**WHAT IS EXPECTED**. Restate the records below word for word.
-.-.-
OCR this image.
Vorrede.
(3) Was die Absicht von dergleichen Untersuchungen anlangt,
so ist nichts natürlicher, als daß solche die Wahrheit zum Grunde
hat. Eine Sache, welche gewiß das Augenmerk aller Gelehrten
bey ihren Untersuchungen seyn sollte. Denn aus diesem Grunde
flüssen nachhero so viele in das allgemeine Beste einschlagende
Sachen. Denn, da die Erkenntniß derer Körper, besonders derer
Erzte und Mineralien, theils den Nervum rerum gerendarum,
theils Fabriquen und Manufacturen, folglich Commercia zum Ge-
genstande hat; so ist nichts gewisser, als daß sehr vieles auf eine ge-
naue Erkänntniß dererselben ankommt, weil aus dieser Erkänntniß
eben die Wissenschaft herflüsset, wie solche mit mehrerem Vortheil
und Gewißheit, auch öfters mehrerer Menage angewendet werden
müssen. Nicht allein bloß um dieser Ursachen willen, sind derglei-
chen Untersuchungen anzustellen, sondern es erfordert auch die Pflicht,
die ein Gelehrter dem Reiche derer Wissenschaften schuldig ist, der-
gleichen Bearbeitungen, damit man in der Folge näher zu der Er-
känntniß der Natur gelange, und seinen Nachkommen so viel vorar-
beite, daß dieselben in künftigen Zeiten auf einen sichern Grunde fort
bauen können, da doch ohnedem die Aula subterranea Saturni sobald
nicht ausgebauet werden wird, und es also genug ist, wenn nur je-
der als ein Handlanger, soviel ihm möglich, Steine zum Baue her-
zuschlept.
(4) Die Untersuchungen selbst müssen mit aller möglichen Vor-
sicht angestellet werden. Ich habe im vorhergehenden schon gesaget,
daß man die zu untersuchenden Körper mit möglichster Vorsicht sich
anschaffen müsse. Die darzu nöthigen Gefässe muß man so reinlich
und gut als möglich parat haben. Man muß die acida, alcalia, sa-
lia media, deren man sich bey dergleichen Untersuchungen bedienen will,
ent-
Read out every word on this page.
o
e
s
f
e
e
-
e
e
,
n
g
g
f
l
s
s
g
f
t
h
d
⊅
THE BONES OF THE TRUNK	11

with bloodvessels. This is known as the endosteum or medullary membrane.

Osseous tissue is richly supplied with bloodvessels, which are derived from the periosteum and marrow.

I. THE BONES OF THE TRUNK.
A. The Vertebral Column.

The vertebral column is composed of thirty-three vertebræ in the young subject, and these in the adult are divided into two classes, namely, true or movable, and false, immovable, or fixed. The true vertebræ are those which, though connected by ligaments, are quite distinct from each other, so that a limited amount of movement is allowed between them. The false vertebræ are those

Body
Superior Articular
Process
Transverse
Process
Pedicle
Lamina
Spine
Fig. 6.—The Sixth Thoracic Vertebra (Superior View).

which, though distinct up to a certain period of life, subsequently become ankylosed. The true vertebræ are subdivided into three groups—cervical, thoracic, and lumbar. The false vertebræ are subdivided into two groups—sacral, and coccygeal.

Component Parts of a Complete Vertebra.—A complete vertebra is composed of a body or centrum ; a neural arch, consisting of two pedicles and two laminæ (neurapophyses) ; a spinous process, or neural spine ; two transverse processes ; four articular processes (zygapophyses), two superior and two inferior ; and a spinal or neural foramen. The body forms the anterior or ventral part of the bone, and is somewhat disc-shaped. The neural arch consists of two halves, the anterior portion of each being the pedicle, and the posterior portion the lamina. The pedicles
-.-.-
**SOLUTION TO THIS EXERCISE**.
OCR this image.
Vorrede.
(3) Was die Absicht von dergleichen Untersuchungen anlangt,
so ist nichts natürlicher, als daß solche die Wahrheit zum Grunde
hat. Eine Sache, welche gewiß das Augenmerk aller Gelehrten
bey ihren Untersuchungen seyn sollte. Denn aus diesem Grunde
flüssen nachhero so viele in das allgemeine Beste einschlagende
Sachen. Denn, da die Erkenntniß derer Körper, besonders derer
Erzte und Mineralien, theils den Nervum rerum gerendarum,
theils Fabriquen und Manufacturen, folglich Commercia zum Ge-
genstande hat; so ist nichts gewisser, als daß sehr vieles auf eine ge-
naue Erkänntniß dererselben ankommt, weil aus dieser Erkänntniß
eben die Wissenschaft herflüsset, wie solche mit mehrerem Vortheil
und Gewißheit, auch öfters mehrerer Menage angewendet werden
müssen. Nicht allein bloß um dieser Ursachen willen, sind derglei-
chen Untersuchungen anzustellen, sondern es erfordert auch die Pflicht,
die ein Gelehrter dem Reiche derer Wissenschaften schuldig ist, der-
gleichen Bearbeitungen, damit man in der Folge näher zu der Er-
känntniß der Natur gelange, und seinen Nachkommen so viel vorar-
beite, daß dieselben in künftigen Zeiten auf einen sichern Grunde fort
bauen können, da doch ohnedem die Aula subterranea Saturni sobald
nicht ausgebauet werden wird, und es also genug ist, wenn nur je-
der als ein Handlanger, soviel ihm möglich, Steine zum Baue her-
zuschlept.
(4) Die Untersuchungen selbst müssen mit aller möglichen Vor-
sicht angestellet werden. Ich habe im vorhergehenden schon gesaget,
daß man die zu untersuchenden Körper mit möglichster Vorsicht sich
anschaffen müsse. Die darzu nöthigen Gefässe muß man so reinlich
und gut als möglich parat haben. Man muß die acida, alcalia, sa-
lia media, deren man sich bey dergleichen Untersuchungen bedienen will,
ent-
Read out every word on this page.
o
e
s
f
e
e
-
e
e
,
n
g
g
f
l
s
s
g
f
t
h
d
⊅
THE BONES OF THE TRUNK	11

with bloodvessels. This is known as the endosteum or medullary membrane.

Osseous tissue is richly supplied with bloodvessels, which are derived from the periosteum and marrow.

I. THE BONES OF THE TRUNK.
A. The Vertebral Column.

The vertebral column is composed of thirty-three vertebræ in the young subject, and these in the adult are divided into two classes, namely, true or movable, and false, immovable, or fixed. The true vertebræ are those which, though connected by ligaments, are quite distinct from each other, so that a limited amount of movement is allowed between them. The false vertebræ are those

Body
Superior Articular
Process
Transverse
Process
Pedicle
Lamina
Spine
Fig. 6.—The Sixth Thoracic Vertebra (Superior View).

which, though distinct up to a certain period of life, subsequently become ankylosed. The true vertebræ are subdivided into three groups—cervical, thoracic, and lumbar. The false vertebræ are subdivided into two groups—sacral, and coccygeal.

Component Parts of a Complete Vertebra.—A complete vertebra is composed of a body or centrum ; a neural arch, consisting of two pedicles and two laminæ (neurapophyses) ; a spinous process, or neural spine ; two transverse processes ; four articular processes (zygapophyses), two superior and two inferior ; and a spinal or neural foramen. The body forms the anterior or ventral part of the bone, and is somewhat disc-shaped. The neural arch consists of two halves, the anterior portion of each being the pedicle, and the posterior portion the lamina. The pedicles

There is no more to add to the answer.